Everything in the data should be repeated exactly, save for the images.
[start of Data for this exercise]
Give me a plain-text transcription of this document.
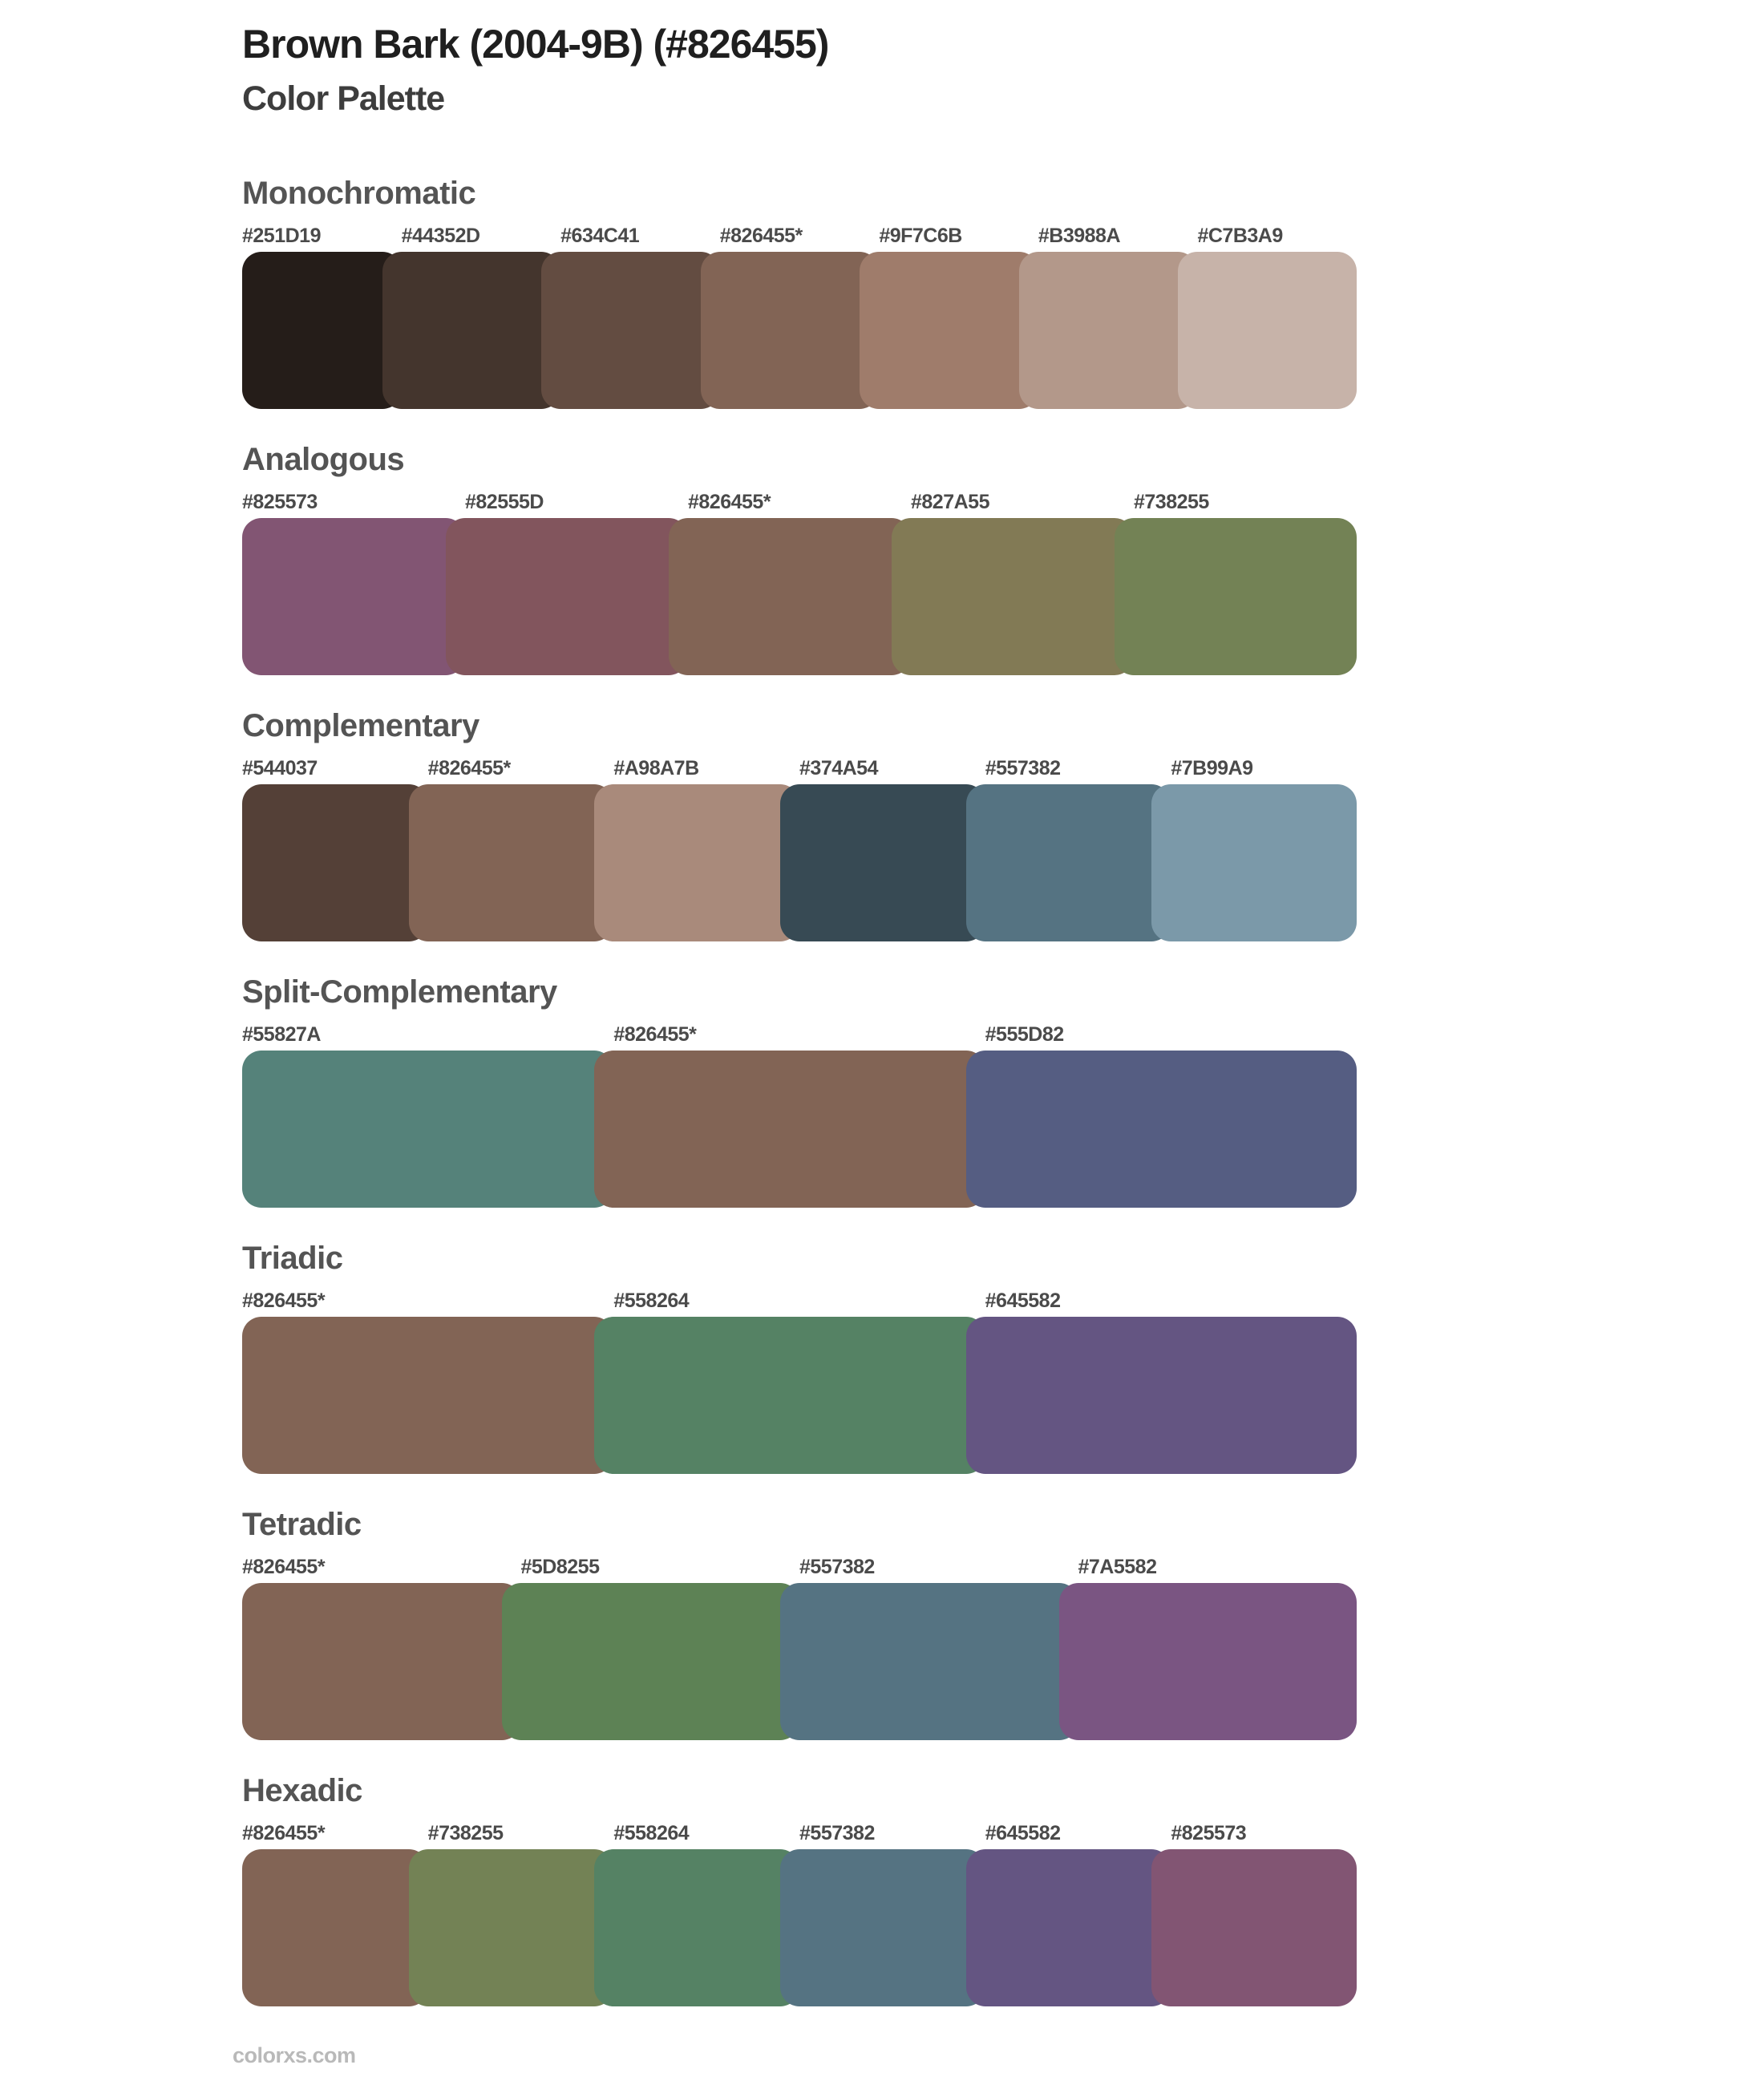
Brown Bark (2004-9B) (#826455)
Color Palette
Monochromatic
#251D19	#44352D	#634C41	#826455*	#9F7C6B	#B3988A	#C7B3A9
Analogous
#825573	#82555D	#826455*	#827A55	#738255
Complementary
#544037	#826455*	#A98A7B	#374A54	#557382	#7B99A9
Split-Complementary
#55827A	#826455*	#555D82
Triadic
#826455*	#558264	#645582
Tetradic
#826455*	#5D8255	#557382	#7A5582
Hexadic
#826455*	#738255	#558264	#557382	#645582	#825573
colorxs.com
[end of Data for this exercise]
Response to this task:
Give me a plain-text transcription of this document.
Brown Bark (2004-9B) (#826455)
Color Palette
Monochromatic
#251D19	#44352D	#634C41	#826455*	#9F7C6B	#B3988A	#C7B3A9
Analogous
#825573	#82555D	#826455*	#827A55	#738255
Complementary
#544037	#826455*	#A98A7B	#374A54	#557382	#7B99A9
Split-Complementary
#55827A	#826455*	#555D82
Triadic
#826455*	#558264	#645582
Tetradic
#826455*	#5D8255	#557382	#7A5582
Hexadic
#826455*	#738255	#558264	#557382	#645582	#825573
colorxs.com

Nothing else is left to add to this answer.